With the images removed, repeat the data below exactly.

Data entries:
● ● ● ●
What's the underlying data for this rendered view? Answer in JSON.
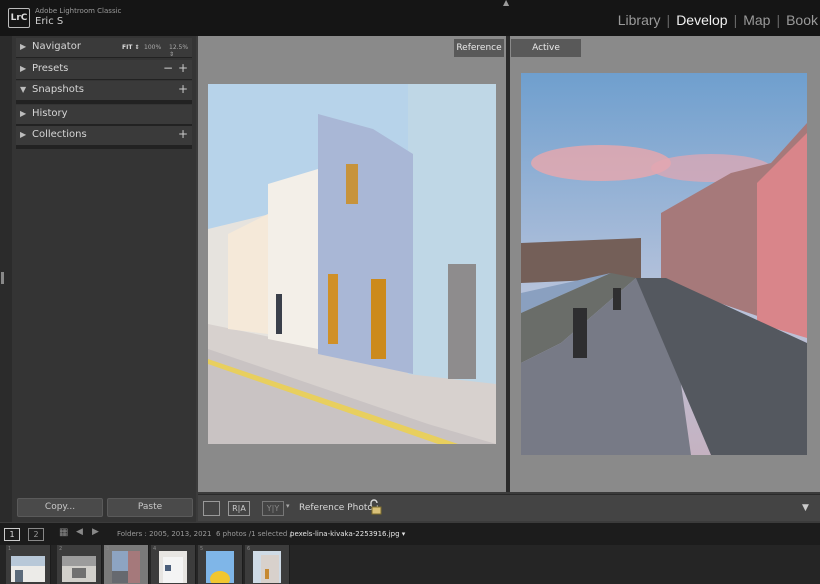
{
  "app": {
    "logo": "LrC",
    "name": "Adobe Lightroom Classic",
    "user": "Eric S",
    "modules": [
      "Library",
      "Develop",
      "Map",
      "Book"
    ],
    "active_module": "Develop"
  },
  "left_panel": {
    "navigator": {
      "label": "Navigator",
      "fit": "FIT ⇕",
      "p100": "100%",
      "p125": "12.5% ⇕"
    },
    "presets": {
      "label": "Presets"
    },
    "snapshots": {
      "label": "Snapshots"
    },
    "history": {
      "label": "History"
    },
    "collections": {
      "label": "Collections"
    },
    "copy_label": "Copy...",
    "paste_label": "Paste"
  },
  "view": {
    "reference_label": "Reference",
    "active_label": "Active",
    "reference_photo_label": "Reference Photo :"
  },
  "toolbar": {
    "ra_label": "R|A",
    "yy_label": "Y|Y"
  },
  "filmstrip": {
    "page1": "1",
    "page2": "2",
    "path": "Folders : 2005, 2013, 2021",
    "count": "6 photos /1 selected /",
    "filename": "pexels-lina-kivaka-2253916.jpg ▾",
    "thumbs": [
      {
        "num": "1",
        "selected": false
      },
      {
        "num": "2",
        "selected": false
      },
      {
        "num": "3",
        "selected": true
      },
      {
        "num": "4",
        "selected": false
      },
      {
        "num": "5",
        "selected": false
      },
      {
        "num": "6",
        "selected": false
      }
    ]
  },
  "colors": {
    "background": "#3b3b3b",
    "panel": "#343434",
    "compare_bg": "#8a8a8a",
    "active_text": "#f0f0f0"
  }
}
● ● ● ●
▶ Answer to this problem:
What's the underlying data for this rendered view? Answer in JSON.
{
  "app": {
    "logo": "LrC",
    "name": "Adobe Lightroom Classic",
    "user": "Eric S",
    "modules": [
      "Library",
      "Develop",
      "Map",
      "Book"
    ],
    "active_module": "Develop"
  },
  "left_panel": {
    "navigator": {
      "label": "Navigator",
      "fit": "FIT ⇕",
      "p100": "100%",
      "p125": "12.5% ⇕"
    },
    "presets": {
      "label": "Presets"
    },
    "snapshots": {
      "label": "Snapshots"
    },
    "history": {
      "label": "History"
    },
    "collections": {
      "label": "Collections"
    },
    "copy_label": "Copy...",
    "paste_label": "Paste"
  },
  "view": {
    "reference_label": "Reference",
    "active_label": "Active",
    "reference_photo_label": "Reference Photo :"
  },
  "toolbar": {
    "ra_label": "R|A",
    "yy_label": "Y|Y"
  },
  "filmstrip": {
    "page1": "1",
    "page2": "2",
    "path": "Folders : 2005, 2013, 2021",
    "count": "6 photos /1 selected /",
    "filename": "pexels-lina-kivaka-2253916.jpg ▾",
    "thumbs": [
      {
        "num": "1",
        "selected": false
      },
      {
        "num": "2",
        "selected": false
      },
      {
        "num": "3",
        "selected": true
      },
      {
        "num": "4",
        "selected": false
      },
      {
        "num": "5",
        "selected": false
      },
      {
        "num": "6",
        "selected": false
      }
    ]
  },
  "colors": {
    "background": "#3b3b3b",
    "panel": "#343434",
    "compare_bg": "#8a8a8a",
    "active_text": "#f0f0f0"
  }
}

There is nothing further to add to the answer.